## [Extracted data entries]
— BEGIN —
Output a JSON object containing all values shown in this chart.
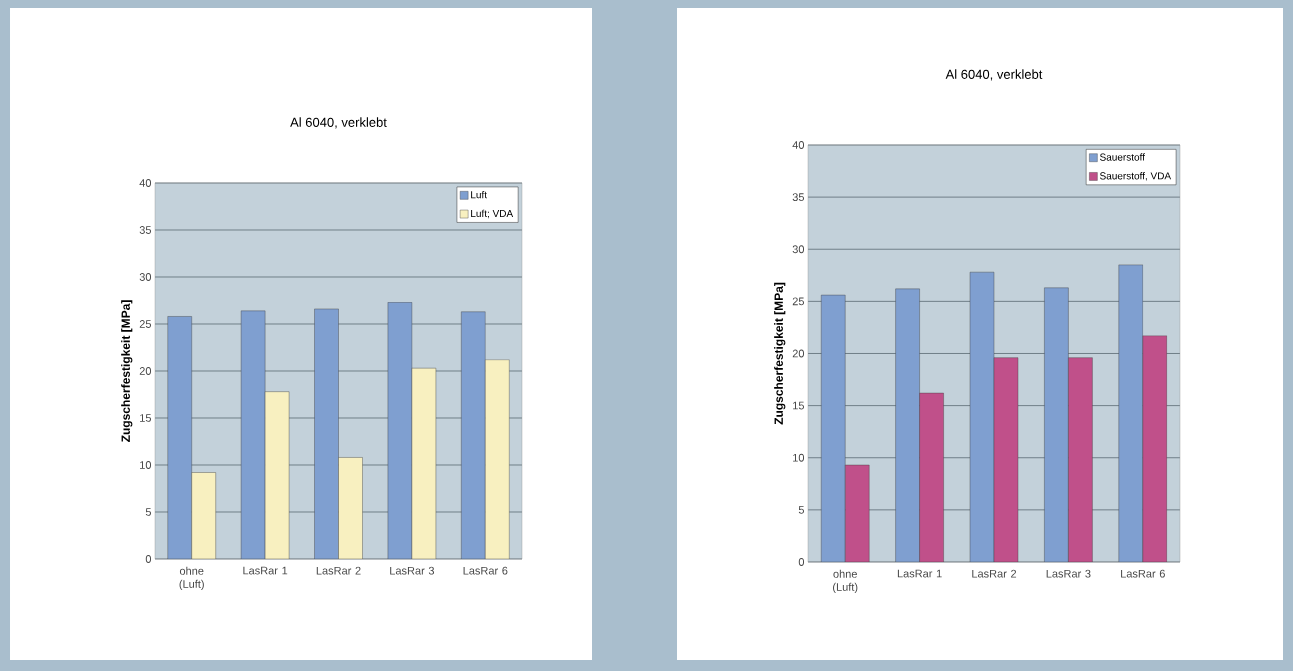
{
  "chart_data": [
    {
      "type": "bar",
      "title": "Al 6040, verklebt",
      "ylabel": "Zugscherfestigkeit [MPa]",
      "categories": [
        "ohne (Luft)",
        "LasRar 1",
        "LasRar 2",
        "LasRar 3",
        "LasRar 6"
      ],
      "series": [
        {
          "name": "Luft",
          "color": "#7f9fd0",
          "values": [
            25.8,
            26.4,
            26.6,
            27.3,
            26.3
          ]
        },
        {
          "name": "Luft; VDA",
          "color": "#f8f0c0",
          "values": [
            9.2,
            17.8,
            10.8,
            20.3,
            21.2
          ]
        }
      ],
      "ylim": [
        0,
        40
      ],
      "yticks": [
        0,
        5,
        10,
        15,
        20,
        25,
        30,
        35,
        40
      ],
      "grid": "y",
      "legend": "top right"
    },
    {
      "type": "bar",
      "title": "Al 6040, verklebt",
      "ylabel": "Zugscherfestigkeit [MPa]",
      "categories": [
        "ohne (Luft)",
        "LasRar 1",
        "LasRar 2",
        "LasRar 3",
        "LasRar 6"
      ],
      "series": [
        {
          "name": "Sauerstoff",
          "color": "#7f9fd0",
          "values": [
            25.6,
            26.2,
            27.8,
            26.3,
            28.5
          ]
        },
        {
          "name": "Sauerstoff, VDA",
          "color": "#c0508a",
          "values": [
            9.3,
            16.2,
            19.6,
            19.6,
            21.7
          ]
        }
      ],
      "ylim": [
        0,
        40
      ],
      "yticks": [
        0,
        5,
        10,
        15,
        20,
        25,
        30,
        35,
        40
      ],
      "grid": "y",
      "legend": "top right"
    }
  ]
}
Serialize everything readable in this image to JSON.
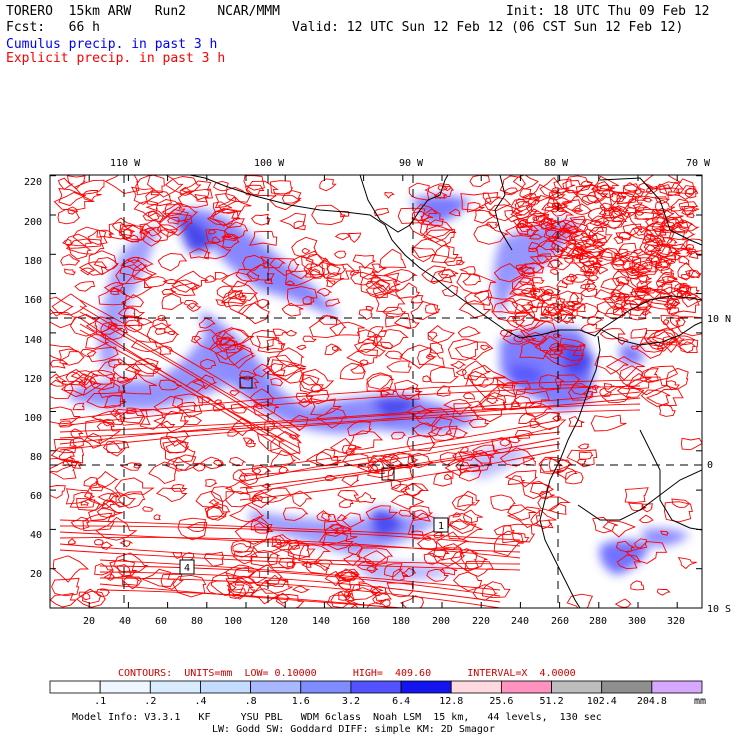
{
  "header": {
    "line1_left": "TORERO  15km ARW   Run2    NCAR/MMM",
    "line1_right": "Init: 18 UTC Thu 09 Feb 12",
    "line2_left": "Fcst:   66 h",
    "line2_right": "Valid: 12 UTC Sun 12 Feb 12 (06 CST Sun 12 Feb 12)",
    "legend_cumulus": "Cumulus precip. in past 3 h",
    "legend_explicit": "Explicit precip. in past 3 h"
  },
  "map": {
    "lon_labels": [
      "110 W",
      "100 W",
      "90 W",
      "80 W",
      "70 W"
    ],
    "lat_labels": [
      "10 N",
      "0",
      "10 S"
    ],
    "y_ticks": [
      "220",
      "200",
      "180",
      "160",
      "140",
      "120",
      "100",
      "80",
      "60",
      "40",
      "20"
    ],
    "x_ticks": [
      "20",
      "40",
      "60",
      "80",
      "100",
      "120",
      "140",
      "160",
      "180",
      "200",
      "220",
      "240",
      "260",
      "280",
      "300",
      "320"
    ],
    "low_boxes": [
      "4",
      "1"
    ],
    "colors": {
      "cumulus": "#3a3aff",
      "explicit": "#ff0000",
      "coast": "#000000"
    }
  },
  "contour_info": {
    "label": "CONTOURS:",
    "units": "UNITS=mm",
    "low": "LOW= 0.10000",
    "high": "HIGH=  409.60",
    "interval": "INTERVAL=X  4.0000"
  },
  "colorbar": {
    "unit": "mm",
    "labels": [
      ".1",
      ".2",
      ".4",
      ".8",
      "1.6",
      "3.2",
      "6.4",
      "12.8",
      "25.6",
      "51.2",
      "102.4",
      "204.8"
    ],
    "colors": [
      "#ffffff",
      "#eef6ff",
      "#d9ecff",
      "#c4dcff",
      "#a7b8ff",
      "#7f8cff",
      "#5252ff",
      "#1414f0",
      "#ffd9e0",
      "#ff92bf",
      "#bdbdbd",
      "#8f8f8f",
      "#d7a8ff"
    ]
  },
  "footer": {
    "line1": "Model Info: V3.3.1   KF     YSU PBL   WDM 6class  Noah LSM  15 km,   44 levels,  130 sec",
    "line2": "LW: Godd SW: Goddard DIFF: simple KM: 2D Smagor"
  }
}
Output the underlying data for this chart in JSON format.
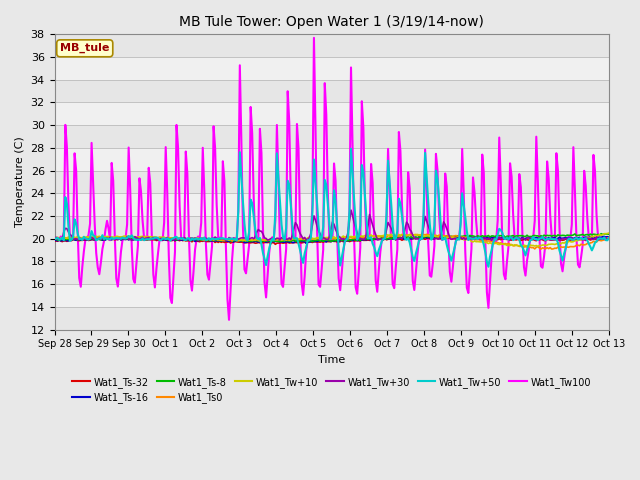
{
  "title": "MB Tule Tower: Open Water 1 (3/19/14-now)",
  "xlabel": "Time",
  "ylabel": "Temperature (C)",
  "ylim": [
    12,
    38
  ],
  "yticks": [
    12,
    14,
    16,
    18,
    20,
    22,
    24,
    26,
    28,
    30,
    32,
    34,
    36,
    38
  ],
  "xtick_labels": [
    "Sep 28",
    "Sep 29",
    "Sep 30",
    "Oct 1",
    "Oct 2",
    "Oct 3",
    "Oct 4",
    "Oct 5",
    "Oct 6",
    "Oct 7",
    "Oct 8",
    "Oct 9",
    "Oct 10",
    "Oct 11",
    "Oct 12",
    "Oct 13"
  ],
  "legend_label": "MB_tule",
  "legend_box_facecolor": "#ffffcc",
  "legend_box_edgecolor": "#aa8800",
  "legend_text_color": "#990000",
  "background_color": "#e8e8e8",
  "plot_bg_color": "#f0f0f0",
  "series_order": [
    "Wat1_Ts-32",
    "Wat1_Ts-16",
    "Wat1_Ts-8",
    "Wat1_Ts0",
    "Wat1_Tw+10",
    "Wat1_Tw+30",
    "Wat1_Tw+50",
    "Wat1_Tw100"
  ],
  "series": {
    "Wat1_Ts-32": {
      "color": "#dd0000",
      "lw": 1.2
    },
    "Wat1_Ts-16": {
      "color": "#0000cc",
      "lw": 1.2
    },
    "Wat1_Ts-8": {
      "color": "#00bb00",
      "lw": 1.2
    },
    "Wat1_Ts0": {
      "color": "#ff8800",
      "lw": 1.2
    },
    "Wat1_Tw+10": {
      "color": "#cccc00",
      "lw": 1.2
    },
    "Wat1_Tw+30": {
      "color": "#9900aa",
      "lw": 1.2
    },
    "Wat1_Tw+50": {
      "color": "#00cccc",
      "lw": 1.5
    },
    "Wat1_Tw100": {
      "color": "#ff00ff",
      "lw": 1.5
    }
  }
}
— END —
## [EXERCISE INSTRUCTIONS]
Lines that hold the word "Output" are the ones to return, every one of them.

## [RESULT FOR THIS EXERCISE]
Output a JSON object containing all values shown in this chart.
Output the underlying data for this chart in JSON format.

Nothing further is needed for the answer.